▸ Directive: Repeat the material below exactly, line for line.

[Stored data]
------

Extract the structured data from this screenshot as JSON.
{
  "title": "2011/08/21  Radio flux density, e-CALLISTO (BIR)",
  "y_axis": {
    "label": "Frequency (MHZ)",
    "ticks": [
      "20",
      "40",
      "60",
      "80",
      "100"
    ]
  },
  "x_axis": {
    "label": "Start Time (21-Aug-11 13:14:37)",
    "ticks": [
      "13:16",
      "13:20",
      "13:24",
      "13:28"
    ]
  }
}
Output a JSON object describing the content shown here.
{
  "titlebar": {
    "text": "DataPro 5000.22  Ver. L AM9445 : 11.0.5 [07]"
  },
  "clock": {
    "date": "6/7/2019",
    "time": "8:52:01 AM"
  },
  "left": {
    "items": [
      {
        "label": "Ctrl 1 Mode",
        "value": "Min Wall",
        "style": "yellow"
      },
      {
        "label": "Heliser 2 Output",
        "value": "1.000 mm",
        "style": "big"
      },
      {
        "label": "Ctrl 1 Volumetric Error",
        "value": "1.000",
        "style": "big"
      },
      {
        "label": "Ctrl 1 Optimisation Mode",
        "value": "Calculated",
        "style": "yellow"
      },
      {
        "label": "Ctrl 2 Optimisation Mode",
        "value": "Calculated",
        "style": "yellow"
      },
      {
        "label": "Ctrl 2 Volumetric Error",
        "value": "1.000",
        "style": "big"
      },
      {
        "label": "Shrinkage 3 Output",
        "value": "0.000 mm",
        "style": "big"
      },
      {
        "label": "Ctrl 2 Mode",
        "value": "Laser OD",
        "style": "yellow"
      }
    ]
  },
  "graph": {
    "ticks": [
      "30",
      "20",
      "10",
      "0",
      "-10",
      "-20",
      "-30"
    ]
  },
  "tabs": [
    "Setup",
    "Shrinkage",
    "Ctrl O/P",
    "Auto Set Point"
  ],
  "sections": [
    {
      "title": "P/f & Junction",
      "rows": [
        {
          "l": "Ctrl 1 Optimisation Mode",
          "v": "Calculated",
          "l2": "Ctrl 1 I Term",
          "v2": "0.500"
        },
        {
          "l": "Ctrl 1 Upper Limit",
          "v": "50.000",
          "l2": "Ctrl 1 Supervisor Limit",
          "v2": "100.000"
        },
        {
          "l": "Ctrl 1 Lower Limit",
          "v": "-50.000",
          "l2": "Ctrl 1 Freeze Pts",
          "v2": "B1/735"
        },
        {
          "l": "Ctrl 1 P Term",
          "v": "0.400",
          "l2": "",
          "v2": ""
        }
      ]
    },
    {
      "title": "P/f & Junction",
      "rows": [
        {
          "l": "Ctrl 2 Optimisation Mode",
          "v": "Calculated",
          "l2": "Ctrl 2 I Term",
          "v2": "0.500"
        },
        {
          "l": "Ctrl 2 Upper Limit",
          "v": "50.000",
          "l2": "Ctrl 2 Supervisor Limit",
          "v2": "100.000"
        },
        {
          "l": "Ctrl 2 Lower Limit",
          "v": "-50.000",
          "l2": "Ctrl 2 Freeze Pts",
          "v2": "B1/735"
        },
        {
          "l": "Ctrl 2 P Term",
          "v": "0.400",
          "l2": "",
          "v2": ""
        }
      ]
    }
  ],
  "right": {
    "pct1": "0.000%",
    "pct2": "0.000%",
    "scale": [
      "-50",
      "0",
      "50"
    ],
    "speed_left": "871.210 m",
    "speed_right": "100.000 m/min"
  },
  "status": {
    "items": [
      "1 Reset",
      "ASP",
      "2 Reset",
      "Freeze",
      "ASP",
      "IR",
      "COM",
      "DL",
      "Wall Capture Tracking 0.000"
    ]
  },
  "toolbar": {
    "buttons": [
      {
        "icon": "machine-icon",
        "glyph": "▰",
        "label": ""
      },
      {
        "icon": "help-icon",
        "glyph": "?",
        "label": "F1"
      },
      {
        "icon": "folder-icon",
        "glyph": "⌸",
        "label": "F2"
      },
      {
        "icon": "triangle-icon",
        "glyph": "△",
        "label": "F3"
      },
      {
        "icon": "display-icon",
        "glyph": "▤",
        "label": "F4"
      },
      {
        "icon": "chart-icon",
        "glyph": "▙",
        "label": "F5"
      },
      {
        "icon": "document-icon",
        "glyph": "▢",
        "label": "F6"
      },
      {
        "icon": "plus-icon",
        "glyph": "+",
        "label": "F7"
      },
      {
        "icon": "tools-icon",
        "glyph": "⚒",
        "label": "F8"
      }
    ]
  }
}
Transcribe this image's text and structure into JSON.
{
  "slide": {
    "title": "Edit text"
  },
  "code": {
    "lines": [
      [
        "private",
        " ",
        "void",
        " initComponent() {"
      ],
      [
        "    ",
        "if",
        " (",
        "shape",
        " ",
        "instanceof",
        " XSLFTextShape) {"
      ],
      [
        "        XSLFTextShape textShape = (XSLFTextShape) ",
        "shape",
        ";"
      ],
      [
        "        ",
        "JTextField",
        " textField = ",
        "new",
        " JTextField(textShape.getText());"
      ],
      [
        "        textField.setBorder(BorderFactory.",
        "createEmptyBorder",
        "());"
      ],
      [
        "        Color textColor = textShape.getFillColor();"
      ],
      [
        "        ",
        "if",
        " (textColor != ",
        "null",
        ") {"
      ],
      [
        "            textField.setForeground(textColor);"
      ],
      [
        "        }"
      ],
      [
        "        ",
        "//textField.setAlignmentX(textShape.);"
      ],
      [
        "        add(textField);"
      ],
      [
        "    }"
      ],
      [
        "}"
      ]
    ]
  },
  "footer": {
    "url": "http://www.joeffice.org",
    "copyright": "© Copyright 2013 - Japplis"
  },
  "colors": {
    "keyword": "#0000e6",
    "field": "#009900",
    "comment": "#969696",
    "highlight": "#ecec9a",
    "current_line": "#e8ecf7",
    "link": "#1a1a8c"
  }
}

------

▸ Result of the task:
Extract the structured data from this screenshot as JSON.
{
  "title": "2011/08/21  Radio flux density, e-CALLISTO (BIR)",
  "y_axis": {
    "label": "Frequency (MHZ)",
    "ticks": [
      "20",
      "40",
      "60",
      "80",
      "100"
    ]
  },
  "x_axis": {
    "label": "Start Time (21-Aug-11 13:14:37)",
    "ticks": [
      "13:16",
      "13:20",
      "13:24",
      "13:28"
    ]
  }
}
Output a JSON object describing the content shown here.
{
  "titlebar": {
    "text": "DataPro 5000.22  Ver. L AM9445 : 11.0.5 [07]"
  },
  "clock": {
    "date": "6/7/2019",
    "time": "8:52:01 AM"
  },
  "left": {
    "items": [
      {
        "label": "Ctrl 1 Mode",
        "value": "Min Wall",
        "style": "yellow"
      },
      {
        "label": "Heliser 2 Output",
        "value": "1.000 mm",
        "style": "big"
      },
      {
        "label": "Ctrl 1 Volumetric Error",
        "value": "1.000",
        "style": "big"
      },
      {
        "label": "Ctrl 1 Optimisation Mode",
        "value": "Calculated",
        "style": "yellow"
      },
      {
        "label": "Ctrl 2 Optimisation Mode",
        "value": "Calculated",
        "style": "yellow"
      },
      {
        "label": "Ctrl 2 Volumetric Error",
        "value": "1.000",
        "style": "big"
      },
      {
        "label": "Shrinkage 3 Output",
        "value": "0.000 mm",
        "style": "big"
      },
      {
        "label": "Ctrl 2 Mode",
        "value": "Laser OD",
        "style": "yellow"
      }
    ]
  },
  "graph": {
    "ticks": [
      "30",
      "20",
      "10",
      "0",
      "-10",
      "-20",
      "-30"
    ]
  },
  "tabs": [
    "Setup",
    "Shrinkage",
    "Ctrl O/P",
    "Auto Set Point"
  ],
  "sections": [
    {
      "title": "P/f & Junction",
      "rows": [
        {
          "l": "Ctrl 1 Optimisation Mode",
          "v": "Calculated",
          "l2": "Ctrl 1 I Term",
          "v2": "0.500"
        },
        {
          "l": "Ctrl 1 Upper Limit",
          "v": "50.000",
          "l2": "Ctrl 1 Supervisor Limit",
          "v2": "100.000"
        },
        {
          "l": "Ctrl 1 Lower Limit",
          "v": "-50.000",
          "l2": "Ctrl 1 Freeze Pts",
          "v2": "B1/735"
        },
        {
          "l": "Ctrl 1 P Term",
          "v": "0.400",
          "l2": "",
          "v2": ""
        }
      ]
    },
    {
      "title": "P/f & Junction",
      "rows": [
        {
          "l": "Ctrl 2 Optimisation Mode",
          "v": "Calculated",
          "l2": "Ctrl 2 I Term",
          "v2": "0.500"
        },
        {
          "l": "Ctrl 2 Upper Limit",
          "v": "50.000",
          "l2": "Ctrl 2 Supervisor Limit",
          "v2": "100.000"
        },
        {
          "l": "Ctrl 2 Lower Limit",
          "v": "-50.000",
          "l2": "Ctrl 2 Freeze Pts",
          "v2": "B1/735"
        },
        {
          "l": "Ctrl 2 P Term",
          "v": "0.400",
          "l2": "",
          "v2": ""
        }
      ]
    }
  ],
  "right": {
    "pct1": "0.000%",
    "pct2": "0.000%",
    "scale": [
      "-50",
      "0",
      "50"
    ],
    "speed_left": "871.210 m",
    "speed_right": "100.000 m/min"
  },
  "status": {
    "items": [
      "1 Reset",
      "ASP",
      "2 Reset",
      "Freeze",
      "ASP",
      "IR",
      "COM",
      "DL",
      "Wall Capture Tracking 0.000"
    ]
  },
  "toolbar": {
    "buttons": [
      {
        "icon": "machine-icon",
        "glyph": "▰",
        "label": ""
      },
      {
        "icon": "help-icon",
        "glyph": "?",
        "label": "F1"
      },
      {
        "icon": "folder-icon",
        "glyph": "⌸",
        "label": "F2"
      },
      {
        "icon": "triangle-icon",
        "glyph": "△",
        "label": "F3"
      },
      {
        "icon": "display-icon",
        "glyph": "▤",
        "label": "F4"
      },
      {
        "icon": "chart-icon",
        "glyph": "▙",
        "label": "F5"
      },
      {
        "icon": "document-icon",
        "glyph": "▢",
        "label": "F6"
      },
      {
        "icon": "plus-icon",
        "glyph": "+",
        "label": "F7"
      },
      {
        "icon": "tools-icon",
        "glyph": "⚒",
        "label": "F8"
      }
    ]
  }
}
Transcribe this image's text and structure into JSON.
{
  "slide": {
    "title": "Edit text"
  },
  "code": {
    "lines": [
      [
        "private",
        " ",
        "void",
        " initComponent() {"
      ],
      [
        "    ",
        "if",
        " (",
        "shape",
        " ",
        "instanceof",
        " XSLFTextShape) {"
      ],
      [
        "        XSLFTextShape textShape = (XSLFTextShape) ",
        "shape",
        ";"
      ],
      [
        "        ",
        "JTextField",
        " textField = ",
        "new",
        " JTextField(textShape.getText());"
      ],
      [
        "        textField.setBorder(BorderFactory.",
        "createEmptyBorder",
        "());"
      ],
      [
        "        Color textColor = textShape.getFillColor();"
      ],
      [
        "        ",
        "if",
        " (textColor != ",
        "null",
        ") {"
      ],
      [
        "            textField.setForeground(textColor);"
      ],
      [
        "        }"
      ],
      [
        "        ",
        "//textField.setAlignmentX(textShape.);"
      ],
      [
        "        add(textField);"
      ],
      [
        "    }"
      ],
      [
        "}"
      ]
    ]
  },
  "footer": {
    "url": "http://www.joeffice.org",
    "copyright": "© Copyright 2013 - Japplis"
  },
  "colors": {
    "keyword": "#0000e6",
    "field": "#009900",
    "comment": "#969696",
    "highlight": "#ecec9a",
    "current_line": "#e8ecf7",
    "link": "#1a1a8c"
  }
}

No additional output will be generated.